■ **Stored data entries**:

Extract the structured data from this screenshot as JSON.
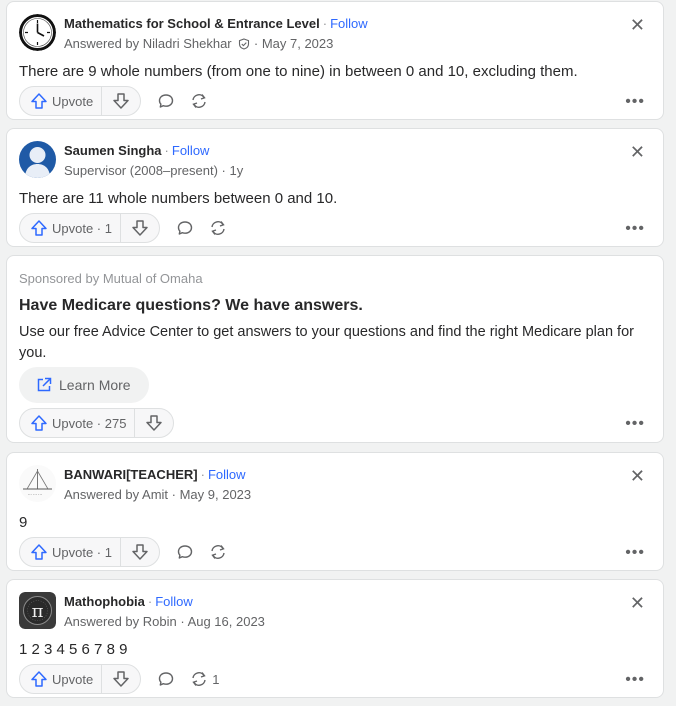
{
  "answers": [
    {
      "author": "Mathematics for School & Entrance Level",
      "follow": "Follow",
      "meta": "Answered by Niladri Shekhar",
      "meta_date": "· May 7, 2023",
      "text": "There are 9 whole numbers (from one to nine) in between 0 and 10, excluding them.",
      "upvote": "Upvote",
      "share_count": ""
    },
    {
      "author": "Saumen Singha",
      "follow": "Follow",
      "meta": "Supervisor (2008–present) · 1y",
      "text": "There are 11 whole numbers between 0 and 10.",
      "upvote": "Upvote · 1",
      "share_count": ""
    },
    {
      "author": "BANWARI[TEACHER]",
      "follow": "Follow",
      "meta": "Answered by Amit · May 9, 2023",
      "text": "9",
      "upvote": "Upvote · 1",
      "share_count": ""
    },
    {
      "author": "Mathophobia",
      "follow": "Follow",
      "meta": "Answered by Robin · Aug 16, 2023",
      "text": "1 2 3 4 5 6 7 8 9",
      "upvote": "Upvote",
      "share_count": "1"
    }
  ],
  "sponsored": {
    "by": "Sponsored by Mutual of Omaha",
    "title": "Have Medicare questions? We have answers.",
    "body": "Use our free Advice Center to get answers to your questions and find the right Medicare plan for you.",
    "cta": "Learn More",
    "upvote": "Upvote · 275"
  },
  "icons": {
    "close": "close-icon",
    "more": "more-icon",
    "upvote": "upvote-arrow-icon",
    "downvote": "downvote-arrow-icon",
    "comment": "comment-icon",
    "share": "share-icon",
    "external": "external-link-icon"
  },
  "colors": {
    "accent": "#2e69ff",
    "upvote_icon": "#2e69ff"
  }
}
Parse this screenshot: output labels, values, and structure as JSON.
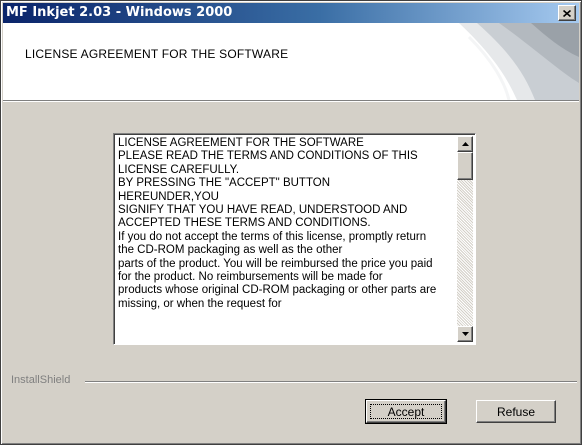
{
  "window": {
    "title": "MF Inkjet  2.03 - Windows 2000"
  },
  "header": {
    "title": "LICENSE AGREEMENT FOR THE SOFTWARE"
  },
  "license": {
    "lines": [
      "LICENSE AGREEMENT FOR THE SOFTWARE",
      "PLEASE READ THE TERMS AND CONDITIONS OF THIS",
      "LICENSE CAREFULLY.",
      "BY PRESSING THE \"ACCEPT\" BUTTON",
      "HEREUNDER,YOU",
      "SIGNIFY THAT YOU HAVE READ, UNDERSTOOD AND",
      "ACCEPTED THESE TERMS AND CONDITIONS.",
      "If you do not accept the terms of this license, promptly return",
      "the CD-ROM packaging as well as the other",
      "parts of the product. You will be reimbursed the price you paid",
      "for the product. No reimbursements will be made for",
      "products whose original CD-ROM packaging or other parts are",
      "missing, or when the request for"
    ]
  },
  "footer": {
    "brand": "InstallShield"
  },
  "buttons": {
    "accept": "Accept",
    "refuse": "Refuse"
  },
  "icons": {
    "close": "close-icon",
    "scroll_up": "arrow-up-icon",
    "scroll_down": "arrow-down-icon"
  },
  "colors": {
    "titlebar_start": "#0a246a",
    "titlebar_end": "#a6caf0",
    "dialog_face": "#d4d0c8"
  }
}
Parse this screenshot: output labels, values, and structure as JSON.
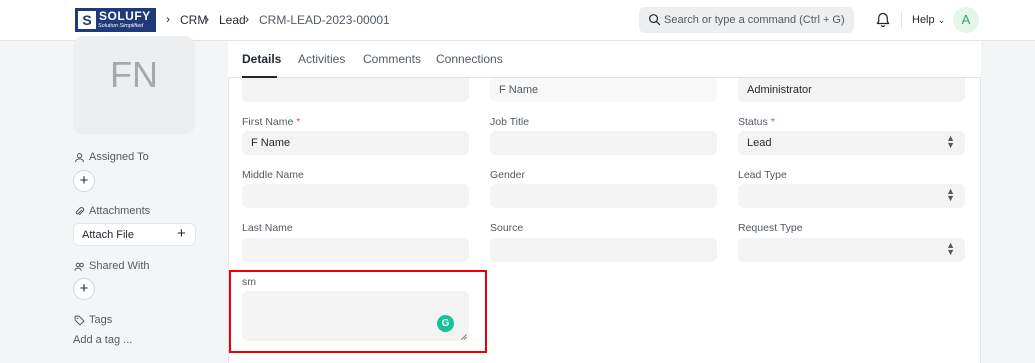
{
  "navbar": {
    "logo_mark": "S",
    "logo_text": "SOLUFY",
    "logo_tagline": "Solution Simplified",
    "breadcrumbs": [
      "CRM",
      "Lead",
      "CRM-LEAD-2023-00001"
    ],
    "search_placeholder": "Search or type a command (Ctrl + G)",
    "help_label": "Help",
    "avatar_initial": "A"
  },
  "sidebar": {
    "image_initials": "FN",
    "assigned_to_label": "Assigned To",
    "attachments_label": "Attachments",
    "attach_file_label": "Attach File",
    "shared_with_label": "Shared With",
    "tags_label": "Tags",
    "add_tag_label": "Add a tag ..."
  },
  "tabs": [
    "Details",
    "Activities",
    "Comments",
    "Connections"
  ],
  "form": {
    "top_row": {
      "col1_value": "",
      "col2_value": "F Name",
      "col3_value": "Administrator"
    },
    "first_name": {
      "label": "First Name",
      "required": "*",
      "value": "F Name"
    },
    "job_title": {
      "label": "Job Title",
      "value": ""
    },
    "status": {
      "label": "Status",
      "required": "*",
      "value": "Lead"
    },
    "middle_name": {
      "label": "Middle Name",
      "value": ""
    },
    "gender": {
      "label": "Gender",
      "value": ""
    },
    "lead_type": {
      "label": "Lead Type",
      "value": ""
    },
    "last_name": {
      "label": "Last Name",
      "value": ""
    },
    "source": {
      "label": "Source",
      "value": ""
    },
    "request_type": {
      "label": "Request Type",
      "value": ""
    },
    "sm": {
      "label": "sm",
      "value": ""
    }
  },
  "colors": {
    "highlight": "#ee0000",
    "grammarly": "#15c39a",
    "required": "#e24c4c"
  }
}
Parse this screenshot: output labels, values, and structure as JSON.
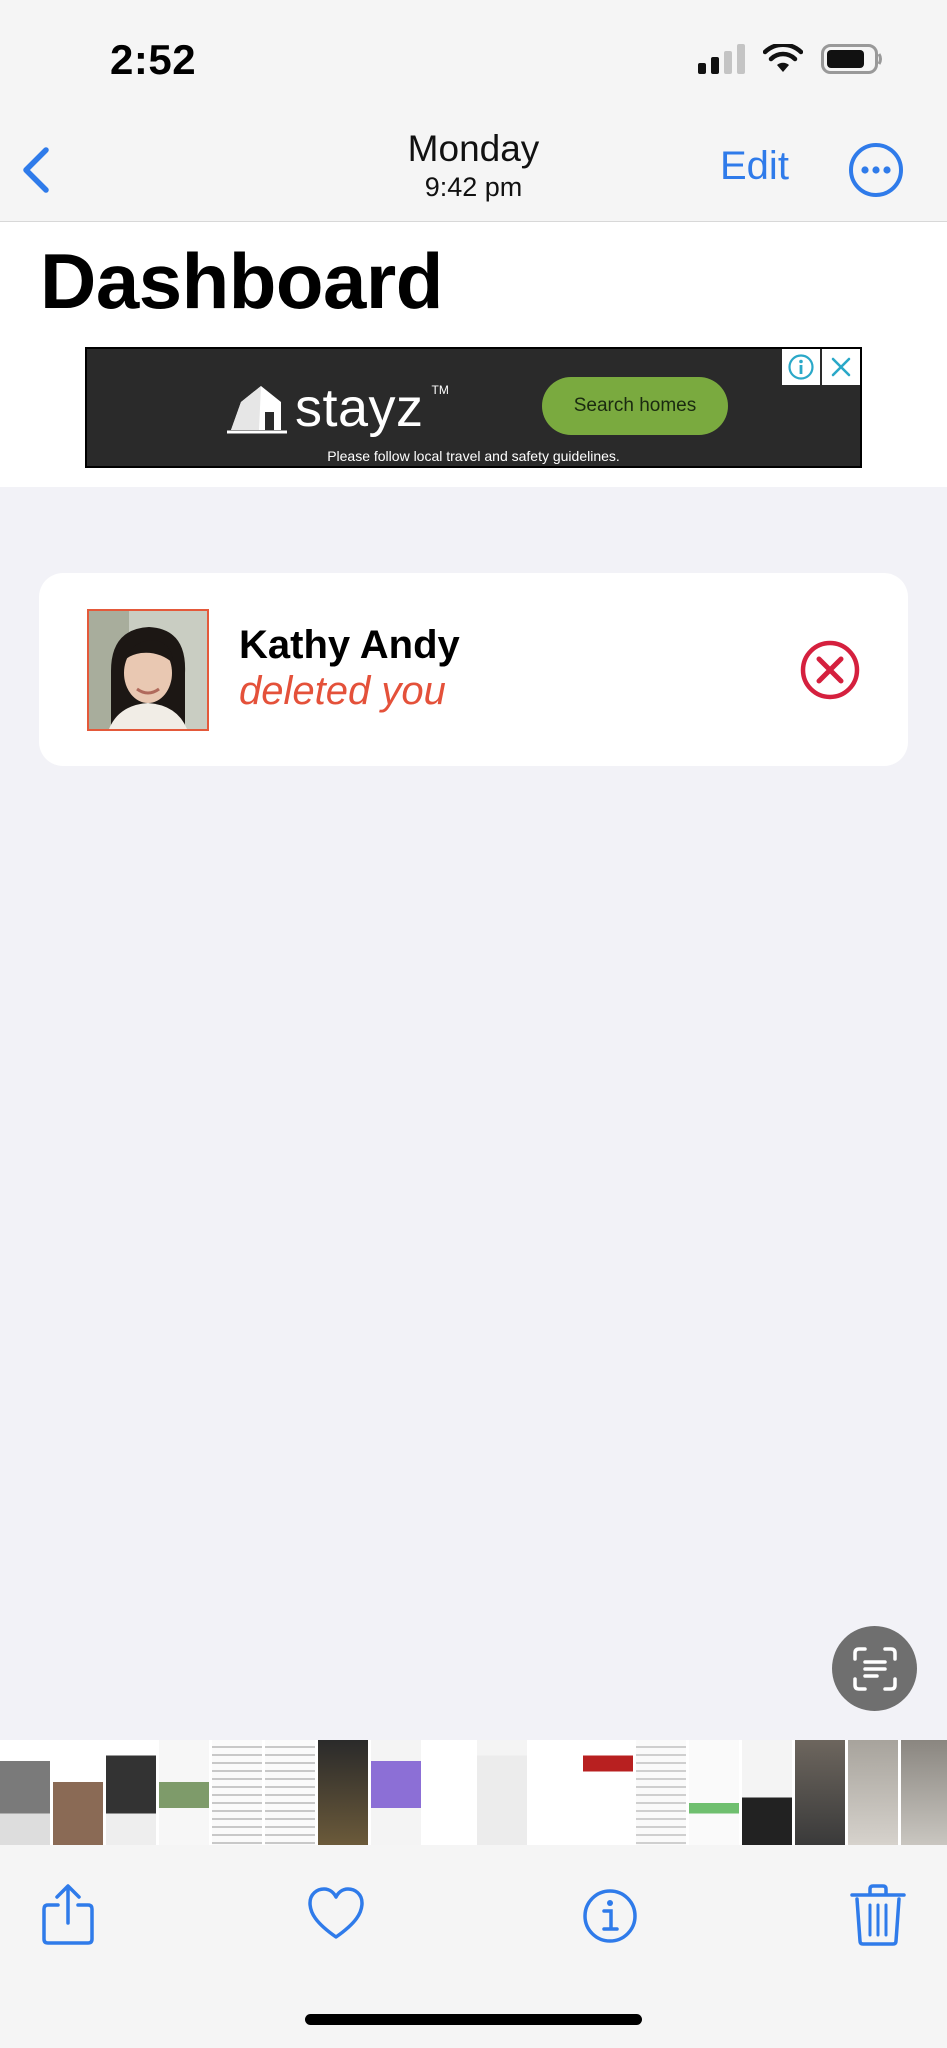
{
  "status_bar": {
    "time": "2:52"
  },
  "nav": {
    "title": "Monday",
    "subtitle": "9:42 pm",
    "edit_label": "Edit",
    "back_icon": "chevron-left-icon",
    "more_icon": "ellipsis-circle-icon"
  },
  "page": {
    "title": "Dashboard"
  },
  "ad": {
    "brand": "stayz",
    "trademark": "TM",
    "cta_label": "Search homes",
    "footer": "Please follow local travel and safety guidelines."
  },
  "notification": {
    "name": "Kathy Andy",
    "status": "deleted you",
    "status_color": "#e4513a",
    "remove_icon": "x-circle-icon"
  },
  "toolbar": {
    "share_icon": "share-icon",
    "favorite_icon": "heart-icon",
    "info_icon": "info-icon",
    "delete_icon": "trash-icon"
  },
  "colors": {
    "accent": "#2f7bea",
    "ad_cta": "#7aaa3f",
    "avatar_border": "#e4593a"
  }
}
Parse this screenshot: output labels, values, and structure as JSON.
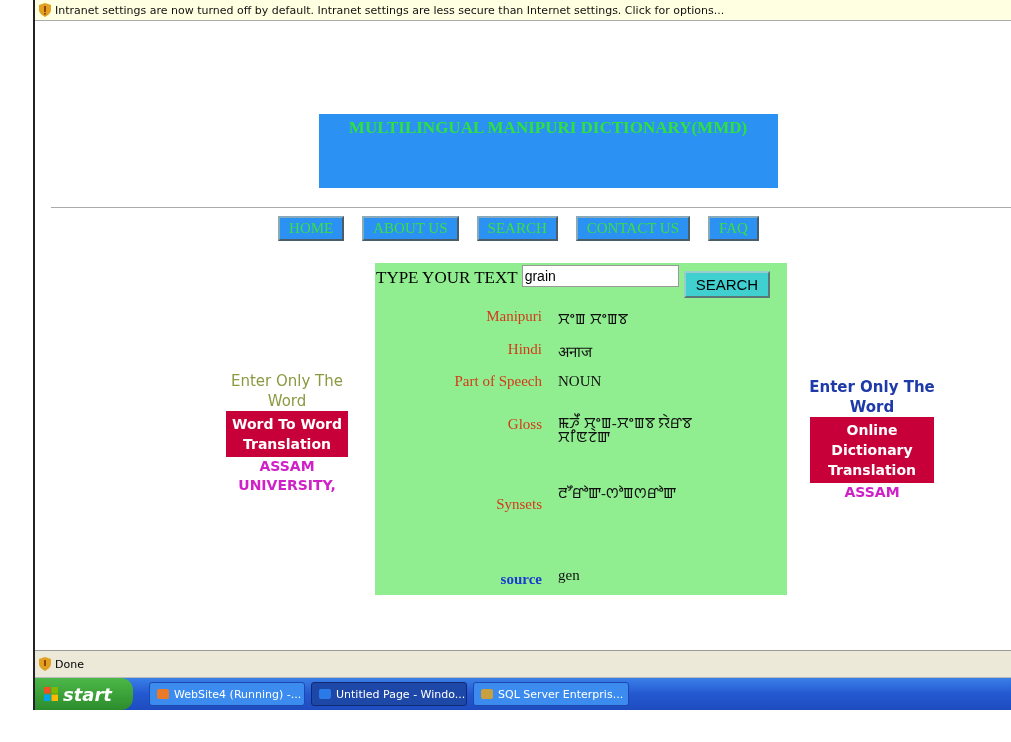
{
  "info_bar": {
    "text": "Intranet settings are now turned off by default. Intranet settings are less secure than Internet settings. Click for options..."
  },
  "header": {
    "title": "MULTILINGUAL MANIPURI DICTIONARY(MMD)"
  },
  "nav": [
    {
      "label": "HOME"
    },
    {
      "label": "ABOUT US"
    },
    {
      "label": "SEARCH"
    },
    {
      "label": "CONTACT US"
    },
    {
      "label": "FAQ"
    }
  ],
  "left_promo": {
    "hint": "Enter Only The Word",
    "button": "Word To Word Translation",
    "footer": "ASSAM UNIVERSITY,"
  },
  "search": {
    "label": "TYPE YOUR TEXT",
    "value": "grain",
    "button": "SEARCH"
  },
  "results": [
    {
      "kind": "field",
      "label": "Manipuri",
      "value": "ꯆꯦꯡ ꯆꯦꯡꯕ"
    },
    {
      "kind": "field",
      "label": "Hindi",
      "value": "अनाज"
    },
    {
      "kind": "field",
      "label": "Part of Speech",
      "value": "NOUN"
    },
    {
      "kind": "field",
      "label": "Gloss",
      "value": "ꯃꯍꯩ ꯆꯦꯡ-ꯆꯦꯡꯕ ꯌꯥꯔꯕ ꯆꯤꯟꯖꯥꯛ"
    },
    {
      "kind": "field",
      "label": "Synsets",
      "value": "ꯂꯧꯔꯣꯛ-ꯁꯣꯡꯁꯔꯣꯛ"
    },
    {
      "kind": "source",
      "label": "source",
      "value": "gen"
    }
  ],
  "right_promo": {
    "hint": "Enter Only The Word",
    "button": "Online Dictionary Translation",
    "footer": "ASSAM"
  },
  "status_bar": {
    "text": "Done"
  },
  "taskbar": {
    "start": "start",
    "tasks": [
      {
        "label": "WebSite4 (Running) -...",
        "selected": false
      },
      {
        "label": "Untitled Page - Windo...",
        "selected": true
      },
      {
        "label": "SQL Server Enterpris...",
        "selected": false
      }
    ]
  }
}
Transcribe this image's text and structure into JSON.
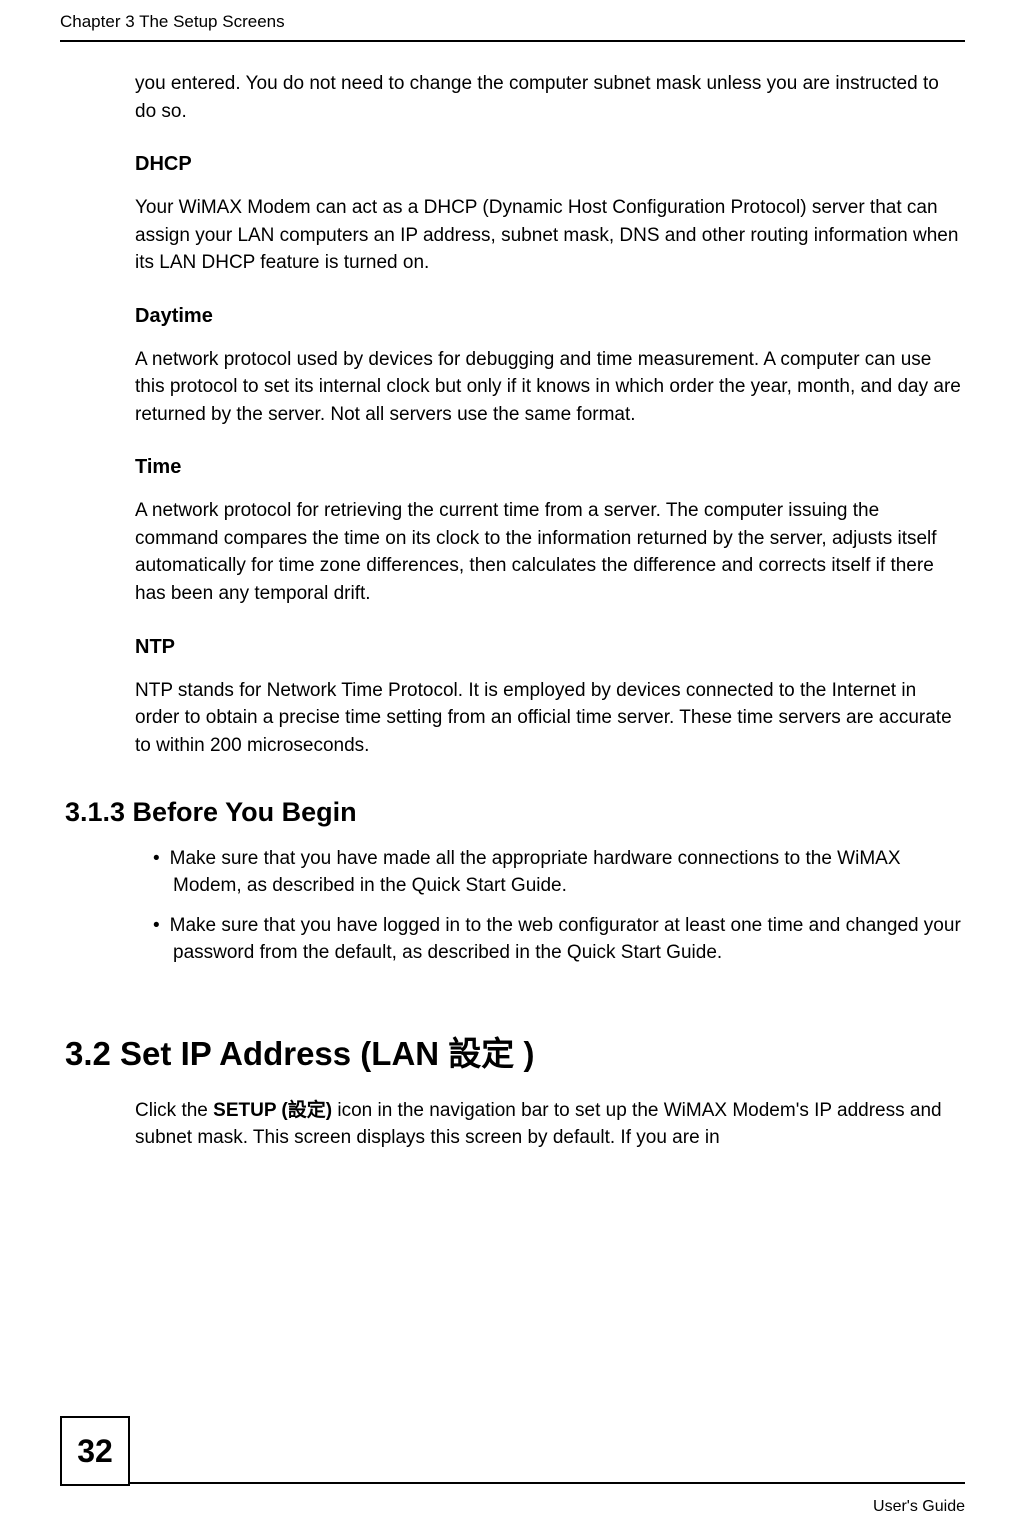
{
  "header": {
    "chapter": "Chapter 3 The Setup Screens"
  },
  "intro_p": "you entered. You do not need to change the computer subnet mask unless you are instructed to do so.",
  "dhcp": {
    "title": "DHCP",
    "text": "Your WiMAX Modem can act as a DHCP (Dynamic Host Configuration Protocol) server that can assign your LAN computers an IP address, subnet mask, DNS and other routing information when its LAN DHCP feature is turned on."
  },
  "daytime": {
    "title": "Daytime",
    "text": "A network protocol used by devices for debugging and time measurement. A computer can use this protocol to set its internal clock but only if it knows in which order the year, month, and day are returned by the server. Not all servers use the same format."
  },
  "time": {
    "title": "Time",
    "text": "A network protocol for retrieving the current time from a server. The computer issuing the command compares the time on its clock to the information returned by the server, adjusts itself automatically for time zone differences, then calculates the difference and corrects itself if there has been any temporal drift."
  },
  "ntp": {
    "title": "NTP",
    "text": "NTP stands for Network Time Protocol. It is employed by devices connected to the Internet in order to obtain a precise time setting from an official time server. These time servers are accurate to within 200 microseconds."
  },
  "sec313": {
    "title": "3.1.3  Before You Begin",
    "bullets": [
      "Make sure that you have made all the appropriate hardware connections to the WiMAX Modem, as described in the Quick Start Guide.",
      "Make sure that you have logged in to the web configurator at least one time and changed your password from the default, as described in the Quick Start Guide."
    ]
  },
  "sec32": {
    "title": "3.2  Set IP Address (LAN 設定 )",
    "p_prefix": "Click the ",
    "p_strong": "SETUP  (設定)",
    "p_suffix": " icon in the navigation bar to set up the WiMAX Modem's IP address and subnet mask. This screen displays this screen by default. If you are in"
  },
  "footer": {
    "page": "32",
    "guide": "User's Guide"
  }
}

■ **TO DO**: Return solely the number of lines in the data that include the word "Click".

■ **TASK ANSWER**: 2